-- Teks Bacaan --
▼▼▼

DEMOCRAZY.ID - AS melontarkan kecaman keras kepada China usai menjatuhkan hukuman penjara seumur hidup terhadap seorang cendekiawan sekaligus aktivis pemerhati hak etnis minoritas Muslim Uyghur terkemuka, Rahile Dawut.
Washington menyerukan agar Dawut segera dibebaskan. Kecaman itu dilontarkan Kementerian Luar Negeri AS tak lama setelah sebuah laporan dari kelompok hak asasi manusia (HAM) Dui Hua Foundation menyebut bahwa cendikiawan itu dijatuhi vonis penjara seumur hidup karena dinilai membahayakan keamanan China.
Dawut merupakan profesor yang dikenal karena mendokumentasikan cerita rakyat dan tradisi minoritas Muslim di wilayah Xinjiang, barat laut China.
Ia diyakini telah ditahan sejak 2017 bersama dengan 300 orang Uyghur dan intelektual Muslim lainnya.
"Rahile Dawut dan intelektual Uyghur lainnya telah dipenjara secara tidak adil karena melindungi dan melestarikan budaya dan tradisi Uyghur," kata juru bicara Kemlu AS Matthew Miller dalam sebuah pernyataan.
"Hukuman seumur hidup Profesor Dawut adalah bagian dari upaya yang jelas lebih luas oleh China guna memberantas identitas dan budaya Uyghur serta merusak kebebasan akademik, termasuk lewat penahanan dan penghilangan," lanjut dia seperti dikutip CNN.
Pernyataan AS ini membunyikan kembali laporan dari kantor HAM tertinggi PBB tahun lalu yang menunjukkan bahwa China telah melakukan 'pelanggaran HAM serius', yang kemungkinan menjelma sebagai 'kejahatan terhadap kemanusiaan' bagi warga Uyghur.
Sebelumnya diketahui, Seorang perempuan Uyghur yang merupakan pakar kebudayaan Uyghur yang menghilang enam tahun lalu dikabarkan telah dijatuhi hukuman penjara seumur hidup oleh otoritas China dengan alasan 'membahayakan negara'.
Profesor Rahile Dawut, 57, pakar dalam kajian cerita rakyat dan tradisi Uyghur dan dianggap ahli di bidangnya, kalah dalam pengadilan tingkat banding setelah divonis bersalah pada tahun 2018 dalam dakwaan mempromosikan 'pemisahan', menurut organisasi peduli hak asasi manusia berbasis di AS Dui Hua Foundation, seperti dilaporkan The Guardian.
Organisasi HAM ini telah menghabiskan waktu bertahun-tahun untuk berusaha menemukan Dawut.

▲▲▲

-- Data Tersimpan --
▼▼▼

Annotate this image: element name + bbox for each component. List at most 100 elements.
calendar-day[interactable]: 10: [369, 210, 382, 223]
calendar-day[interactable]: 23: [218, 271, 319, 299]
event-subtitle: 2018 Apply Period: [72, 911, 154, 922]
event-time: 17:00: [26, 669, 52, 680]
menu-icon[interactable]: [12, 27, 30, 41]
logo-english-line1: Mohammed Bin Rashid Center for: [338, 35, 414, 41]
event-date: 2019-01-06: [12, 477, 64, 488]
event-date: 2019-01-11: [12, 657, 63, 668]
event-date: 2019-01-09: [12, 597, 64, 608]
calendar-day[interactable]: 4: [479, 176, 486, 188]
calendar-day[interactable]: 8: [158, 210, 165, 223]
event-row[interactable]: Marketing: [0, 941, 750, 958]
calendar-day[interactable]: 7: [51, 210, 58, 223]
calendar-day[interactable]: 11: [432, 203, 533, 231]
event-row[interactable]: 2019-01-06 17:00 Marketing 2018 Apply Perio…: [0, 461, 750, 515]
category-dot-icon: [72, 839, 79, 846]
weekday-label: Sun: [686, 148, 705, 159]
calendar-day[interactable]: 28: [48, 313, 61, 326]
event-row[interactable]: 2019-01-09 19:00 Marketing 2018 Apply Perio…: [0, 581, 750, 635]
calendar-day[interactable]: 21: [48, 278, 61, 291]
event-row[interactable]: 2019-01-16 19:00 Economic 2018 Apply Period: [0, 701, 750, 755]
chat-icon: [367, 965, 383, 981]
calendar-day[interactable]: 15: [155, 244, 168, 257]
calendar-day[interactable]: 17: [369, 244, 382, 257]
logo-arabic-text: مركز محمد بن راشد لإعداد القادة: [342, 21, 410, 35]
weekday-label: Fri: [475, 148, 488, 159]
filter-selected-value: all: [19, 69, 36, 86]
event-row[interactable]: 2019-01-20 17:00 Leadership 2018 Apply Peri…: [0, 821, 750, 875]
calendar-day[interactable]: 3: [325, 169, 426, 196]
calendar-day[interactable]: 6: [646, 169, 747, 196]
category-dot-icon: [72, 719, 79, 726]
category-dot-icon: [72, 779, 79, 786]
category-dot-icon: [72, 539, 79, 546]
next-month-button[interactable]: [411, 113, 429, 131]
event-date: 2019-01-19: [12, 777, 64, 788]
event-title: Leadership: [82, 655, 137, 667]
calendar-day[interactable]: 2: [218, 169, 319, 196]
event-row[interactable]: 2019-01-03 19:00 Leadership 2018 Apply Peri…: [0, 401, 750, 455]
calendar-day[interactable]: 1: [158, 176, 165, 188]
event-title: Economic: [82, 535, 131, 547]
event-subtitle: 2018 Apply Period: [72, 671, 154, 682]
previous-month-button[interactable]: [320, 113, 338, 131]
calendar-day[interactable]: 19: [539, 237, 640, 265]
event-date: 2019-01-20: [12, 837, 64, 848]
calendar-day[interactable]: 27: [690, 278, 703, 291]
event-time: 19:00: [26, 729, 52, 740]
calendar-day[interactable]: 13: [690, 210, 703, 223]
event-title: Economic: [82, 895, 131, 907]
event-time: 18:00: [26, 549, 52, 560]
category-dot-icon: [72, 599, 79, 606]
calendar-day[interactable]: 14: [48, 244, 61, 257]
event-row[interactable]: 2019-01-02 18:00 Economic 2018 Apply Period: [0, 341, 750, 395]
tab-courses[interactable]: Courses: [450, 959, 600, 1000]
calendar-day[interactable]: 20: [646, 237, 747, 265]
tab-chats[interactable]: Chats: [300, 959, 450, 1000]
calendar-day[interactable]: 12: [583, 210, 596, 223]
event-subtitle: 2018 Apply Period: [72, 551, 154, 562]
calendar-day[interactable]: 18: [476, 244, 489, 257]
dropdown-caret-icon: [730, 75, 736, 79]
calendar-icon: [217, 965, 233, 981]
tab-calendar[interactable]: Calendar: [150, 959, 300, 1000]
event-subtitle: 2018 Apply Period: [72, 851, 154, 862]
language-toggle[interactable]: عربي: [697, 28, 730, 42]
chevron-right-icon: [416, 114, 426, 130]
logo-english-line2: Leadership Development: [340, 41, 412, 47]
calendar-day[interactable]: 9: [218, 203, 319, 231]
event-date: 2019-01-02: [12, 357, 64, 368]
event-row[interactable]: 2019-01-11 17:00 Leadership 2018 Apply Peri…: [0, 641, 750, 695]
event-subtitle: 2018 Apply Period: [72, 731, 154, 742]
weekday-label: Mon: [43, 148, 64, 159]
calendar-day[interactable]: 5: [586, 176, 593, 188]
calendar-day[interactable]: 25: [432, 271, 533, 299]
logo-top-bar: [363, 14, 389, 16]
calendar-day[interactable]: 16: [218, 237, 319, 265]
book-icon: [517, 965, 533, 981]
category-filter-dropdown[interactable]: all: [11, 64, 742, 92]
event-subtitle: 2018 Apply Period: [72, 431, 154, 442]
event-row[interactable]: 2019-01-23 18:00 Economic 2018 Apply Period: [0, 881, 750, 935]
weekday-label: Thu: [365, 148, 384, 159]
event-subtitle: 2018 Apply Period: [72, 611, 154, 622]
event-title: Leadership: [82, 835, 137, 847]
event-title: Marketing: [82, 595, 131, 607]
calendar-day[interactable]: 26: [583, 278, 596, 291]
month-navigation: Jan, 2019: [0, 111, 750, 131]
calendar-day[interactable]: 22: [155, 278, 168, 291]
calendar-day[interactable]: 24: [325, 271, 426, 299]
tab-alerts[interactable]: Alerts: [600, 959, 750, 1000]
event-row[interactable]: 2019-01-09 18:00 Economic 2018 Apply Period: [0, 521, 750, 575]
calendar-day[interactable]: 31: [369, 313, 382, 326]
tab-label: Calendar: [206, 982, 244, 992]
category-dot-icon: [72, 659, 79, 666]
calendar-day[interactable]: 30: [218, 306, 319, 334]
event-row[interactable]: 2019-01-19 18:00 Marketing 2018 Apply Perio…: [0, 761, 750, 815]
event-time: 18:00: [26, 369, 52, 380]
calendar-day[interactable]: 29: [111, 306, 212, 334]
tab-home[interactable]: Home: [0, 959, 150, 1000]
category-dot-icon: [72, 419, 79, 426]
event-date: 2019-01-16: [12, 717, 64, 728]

▲▲▲

-- Tugas Wajib --
**1)** Tulis ulang bagian berita tentang Rahile Dawut yang dimulai dengan kata-kata "Ia diyakini telah" dan berakhir pada "seperti dikutip CNN.", dengan "juru bicara" diganti menjadi "jubir".
**2)** Salin setiap baris catatan yang memuat kata "filter", dengan memperhatikan perbedaan huruf besar dan kecil.

-- Hasil Berurutan --
**1)**
Ia diyakini telah ditahan sejak 2017 bersama dengan 300 orang Uyghur dan intelektual Muslim lainnya.
"Rahile Dawut dan intelektual Uyghur lainnya telah dipenjara secara tidak adil karena melindungi dan melestarikan budaya dan tradisi Uyghur," kata jubir Kemlu AS Matthew Miller dalam sebuah pernyataan.
"Hukuman seumur hidup Profesor Dawut adalah bagian dari upaya yang jelas lebih luas oleh China guna memberantas identitas dan budaya Uyghur serta merusak kebebasan akademik, termasuk lewat penahanan dan penghilangan," lanjut dia seperti dikutip CNN.

**2)**
filter-selected-value: all: [19, 69, 36, 86]
category-filter-dropdown[interactable]: all: [11, 64, 742, 92]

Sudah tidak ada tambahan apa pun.